[YOUR OBJECTIVE]
Copy out each line featuring the string "suite" from the entries beneath.

Source data:

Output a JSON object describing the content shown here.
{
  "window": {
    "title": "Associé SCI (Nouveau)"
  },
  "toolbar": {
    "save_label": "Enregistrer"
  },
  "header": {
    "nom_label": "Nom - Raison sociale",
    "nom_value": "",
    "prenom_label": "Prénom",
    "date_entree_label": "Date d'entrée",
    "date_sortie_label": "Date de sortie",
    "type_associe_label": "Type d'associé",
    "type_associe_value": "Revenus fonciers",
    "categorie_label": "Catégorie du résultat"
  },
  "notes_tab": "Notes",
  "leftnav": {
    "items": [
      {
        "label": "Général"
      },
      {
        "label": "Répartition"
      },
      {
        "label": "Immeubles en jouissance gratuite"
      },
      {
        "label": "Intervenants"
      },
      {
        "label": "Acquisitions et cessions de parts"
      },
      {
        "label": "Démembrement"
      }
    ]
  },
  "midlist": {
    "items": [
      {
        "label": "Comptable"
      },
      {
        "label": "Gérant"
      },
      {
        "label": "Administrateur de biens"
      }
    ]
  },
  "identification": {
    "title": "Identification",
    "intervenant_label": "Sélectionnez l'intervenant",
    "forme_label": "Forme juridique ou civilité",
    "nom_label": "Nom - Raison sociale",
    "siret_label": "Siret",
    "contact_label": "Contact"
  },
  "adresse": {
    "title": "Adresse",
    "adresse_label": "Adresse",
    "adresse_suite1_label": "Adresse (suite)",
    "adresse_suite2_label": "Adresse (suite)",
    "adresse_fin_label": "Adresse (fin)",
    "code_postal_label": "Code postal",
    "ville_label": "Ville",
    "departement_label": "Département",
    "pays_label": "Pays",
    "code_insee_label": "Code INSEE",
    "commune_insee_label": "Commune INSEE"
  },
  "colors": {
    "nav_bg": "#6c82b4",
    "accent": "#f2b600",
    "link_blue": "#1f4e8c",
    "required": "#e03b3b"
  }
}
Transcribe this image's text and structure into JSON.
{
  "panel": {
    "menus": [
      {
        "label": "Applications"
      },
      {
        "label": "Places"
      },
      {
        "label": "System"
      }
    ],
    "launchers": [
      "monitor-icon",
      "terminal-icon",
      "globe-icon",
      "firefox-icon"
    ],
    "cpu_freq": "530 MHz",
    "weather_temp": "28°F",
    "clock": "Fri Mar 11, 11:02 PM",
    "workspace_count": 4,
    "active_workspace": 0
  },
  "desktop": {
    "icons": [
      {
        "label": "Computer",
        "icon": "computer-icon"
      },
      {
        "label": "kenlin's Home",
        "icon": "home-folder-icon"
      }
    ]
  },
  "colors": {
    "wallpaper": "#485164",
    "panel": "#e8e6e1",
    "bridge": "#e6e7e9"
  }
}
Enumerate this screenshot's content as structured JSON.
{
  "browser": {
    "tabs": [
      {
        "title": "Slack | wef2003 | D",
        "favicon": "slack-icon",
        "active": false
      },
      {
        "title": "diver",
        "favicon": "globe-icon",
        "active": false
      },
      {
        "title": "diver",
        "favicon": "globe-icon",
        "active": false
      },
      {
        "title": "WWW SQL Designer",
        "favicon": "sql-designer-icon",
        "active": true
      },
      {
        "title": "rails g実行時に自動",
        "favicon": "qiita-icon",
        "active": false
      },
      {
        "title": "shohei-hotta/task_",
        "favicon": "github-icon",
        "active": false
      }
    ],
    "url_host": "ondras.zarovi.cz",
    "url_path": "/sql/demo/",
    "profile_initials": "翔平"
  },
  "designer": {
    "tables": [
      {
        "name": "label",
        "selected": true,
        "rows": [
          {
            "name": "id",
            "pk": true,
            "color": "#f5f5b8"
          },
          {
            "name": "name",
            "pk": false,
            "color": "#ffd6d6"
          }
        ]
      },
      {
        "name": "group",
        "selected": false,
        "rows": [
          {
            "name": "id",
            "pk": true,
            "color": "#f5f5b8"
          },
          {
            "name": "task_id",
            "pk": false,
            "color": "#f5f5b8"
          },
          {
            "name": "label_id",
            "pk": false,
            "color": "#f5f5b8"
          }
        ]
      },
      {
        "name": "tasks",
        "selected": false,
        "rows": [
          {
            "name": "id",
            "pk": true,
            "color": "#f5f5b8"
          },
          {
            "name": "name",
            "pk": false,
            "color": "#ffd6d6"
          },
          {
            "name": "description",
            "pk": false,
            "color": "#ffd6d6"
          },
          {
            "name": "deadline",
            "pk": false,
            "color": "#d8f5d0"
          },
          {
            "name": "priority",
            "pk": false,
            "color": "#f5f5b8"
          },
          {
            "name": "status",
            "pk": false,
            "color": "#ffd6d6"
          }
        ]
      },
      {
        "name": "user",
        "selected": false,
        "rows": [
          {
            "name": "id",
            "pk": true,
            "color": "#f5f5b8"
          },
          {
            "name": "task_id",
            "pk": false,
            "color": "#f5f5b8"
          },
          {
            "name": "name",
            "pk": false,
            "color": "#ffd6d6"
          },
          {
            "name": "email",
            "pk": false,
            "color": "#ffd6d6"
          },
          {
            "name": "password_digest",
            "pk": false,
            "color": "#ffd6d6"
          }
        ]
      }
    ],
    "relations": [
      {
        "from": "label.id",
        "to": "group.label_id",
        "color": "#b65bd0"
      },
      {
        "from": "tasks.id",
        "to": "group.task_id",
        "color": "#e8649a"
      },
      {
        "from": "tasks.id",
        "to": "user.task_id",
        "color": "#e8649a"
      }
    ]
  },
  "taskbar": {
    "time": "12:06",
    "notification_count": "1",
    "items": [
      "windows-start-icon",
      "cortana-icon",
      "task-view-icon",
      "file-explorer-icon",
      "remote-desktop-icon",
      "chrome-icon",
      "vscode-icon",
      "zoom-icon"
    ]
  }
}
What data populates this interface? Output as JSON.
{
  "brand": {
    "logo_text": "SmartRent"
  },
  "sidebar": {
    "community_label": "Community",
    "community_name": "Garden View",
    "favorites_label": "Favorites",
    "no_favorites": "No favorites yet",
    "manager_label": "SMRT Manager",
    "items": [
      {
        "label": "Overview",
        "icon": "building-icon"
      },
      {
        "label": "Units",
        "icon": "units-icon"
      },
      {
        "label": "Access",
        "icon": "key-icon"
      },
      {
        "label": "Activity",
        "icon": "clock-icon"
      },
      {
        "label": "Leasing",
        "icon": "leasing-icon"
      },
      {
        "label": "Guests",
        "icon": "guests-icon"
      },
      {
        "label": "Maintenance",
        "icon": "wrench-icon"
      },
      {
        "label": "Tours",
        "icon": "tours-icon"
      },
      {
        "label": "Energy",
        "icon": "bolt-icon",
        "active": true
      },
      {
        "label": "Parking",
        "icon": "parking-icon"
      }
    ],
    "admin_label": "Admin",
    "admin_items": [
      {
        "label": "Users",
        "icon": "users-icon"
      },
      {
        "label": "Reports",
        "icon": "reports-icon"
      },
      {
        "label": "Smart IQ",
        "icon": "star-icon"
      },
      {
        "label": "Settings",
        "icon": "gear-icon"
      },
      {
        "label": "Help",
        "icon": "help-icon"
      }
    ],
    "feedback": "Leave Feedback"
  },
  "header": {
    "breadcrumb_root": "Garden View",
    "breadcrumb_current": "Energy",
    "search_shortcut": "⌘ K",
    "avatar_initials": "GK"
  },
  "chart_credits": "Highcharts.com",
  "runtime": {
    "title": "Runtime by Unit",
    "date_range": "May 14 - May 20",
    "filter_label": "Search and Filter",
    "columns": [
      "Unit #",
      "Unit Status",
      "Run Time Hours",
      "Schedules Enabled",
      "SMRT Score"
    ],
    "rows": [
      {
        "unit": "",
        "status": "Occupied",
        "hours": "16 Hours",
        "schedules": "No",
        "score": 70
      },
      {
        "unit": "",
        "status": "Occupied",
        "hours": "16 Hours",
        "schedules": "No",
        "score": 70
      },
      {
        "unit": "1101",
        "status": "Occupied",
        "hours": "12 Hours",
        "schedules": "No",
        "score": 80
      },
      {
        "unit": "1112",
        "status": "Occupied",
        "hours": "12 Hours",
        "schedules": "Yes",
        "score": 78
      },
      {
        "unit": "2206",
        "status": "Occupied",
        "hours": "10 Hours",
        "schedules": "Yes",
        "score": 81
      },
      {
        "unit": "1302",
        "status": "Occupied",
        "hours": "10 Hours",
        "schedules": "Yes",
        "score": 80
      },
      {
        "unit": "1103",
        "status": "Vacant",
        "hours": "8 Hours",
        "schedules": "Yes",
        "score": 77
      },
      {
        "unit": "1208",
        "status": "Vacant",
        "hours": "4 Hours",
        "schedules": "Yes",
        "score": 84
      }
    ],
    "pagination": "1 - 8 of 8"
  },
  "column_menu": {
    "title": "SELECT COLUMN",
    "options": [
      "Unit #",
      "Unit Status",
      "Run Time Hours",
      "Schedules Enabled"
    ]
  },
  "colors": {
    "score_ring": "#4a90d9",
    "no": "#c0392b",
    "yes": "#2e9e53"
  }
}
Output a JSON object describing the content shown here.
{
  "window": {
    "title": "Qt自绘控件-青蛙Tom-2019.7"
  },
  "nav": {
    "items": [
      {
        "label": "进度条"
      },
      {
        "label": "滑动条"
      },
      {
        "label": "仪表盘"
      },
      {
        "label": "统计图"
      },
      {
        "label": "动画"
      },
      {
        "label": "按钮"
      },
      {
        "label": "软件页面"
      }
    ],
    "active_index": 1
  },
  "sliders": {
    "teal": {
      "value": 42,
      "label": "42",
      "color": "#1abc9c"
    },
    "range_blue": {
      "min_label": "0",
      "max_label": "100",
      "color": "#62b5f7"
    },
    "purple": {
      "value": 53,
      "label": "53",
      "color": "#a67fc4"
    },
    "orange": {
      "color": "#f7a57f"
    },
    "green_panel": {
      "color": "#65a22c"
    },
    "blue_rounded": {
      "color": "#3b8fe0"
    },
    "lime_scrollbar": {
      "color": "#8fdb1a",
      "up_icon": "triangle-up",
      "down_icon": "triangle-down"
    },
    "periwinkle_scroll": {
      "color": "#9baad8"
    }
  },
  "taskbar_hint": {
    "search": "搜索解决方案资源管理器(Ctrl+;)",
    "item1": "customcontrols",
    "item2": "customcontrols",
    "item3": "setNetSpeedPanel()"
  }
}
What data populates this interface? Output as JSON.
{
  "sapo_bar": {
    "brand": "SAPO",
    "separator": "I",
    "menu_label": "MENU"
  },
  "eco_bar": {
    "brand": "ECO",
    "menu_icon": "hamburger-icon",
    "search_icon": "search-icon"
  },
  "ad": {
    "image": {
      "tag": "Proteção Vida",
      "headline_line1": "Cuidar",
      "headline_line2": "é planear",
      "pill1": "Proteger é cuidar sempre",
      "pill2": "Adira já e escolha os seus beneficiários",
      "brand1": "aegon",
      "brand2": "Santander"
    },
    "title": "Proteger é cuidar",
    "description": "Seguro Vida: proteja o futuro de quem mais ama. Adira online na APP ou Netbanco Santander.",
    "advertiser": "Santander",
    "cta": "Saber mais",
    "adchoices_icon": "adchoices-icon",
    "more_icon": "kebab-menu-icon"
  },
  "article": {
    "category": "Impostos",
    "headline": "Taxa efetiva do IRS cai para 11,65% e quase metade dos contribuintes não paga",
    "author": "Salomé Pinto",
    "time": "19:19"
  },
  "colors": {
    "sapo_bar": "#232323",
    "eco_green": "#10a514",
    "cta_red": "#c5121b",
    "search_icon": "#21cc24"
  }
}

[RESPONSE]
    "adresse_suite1_label": "Adresse (suite)",
    "adresse_suite2_label": "Adresse (suite)",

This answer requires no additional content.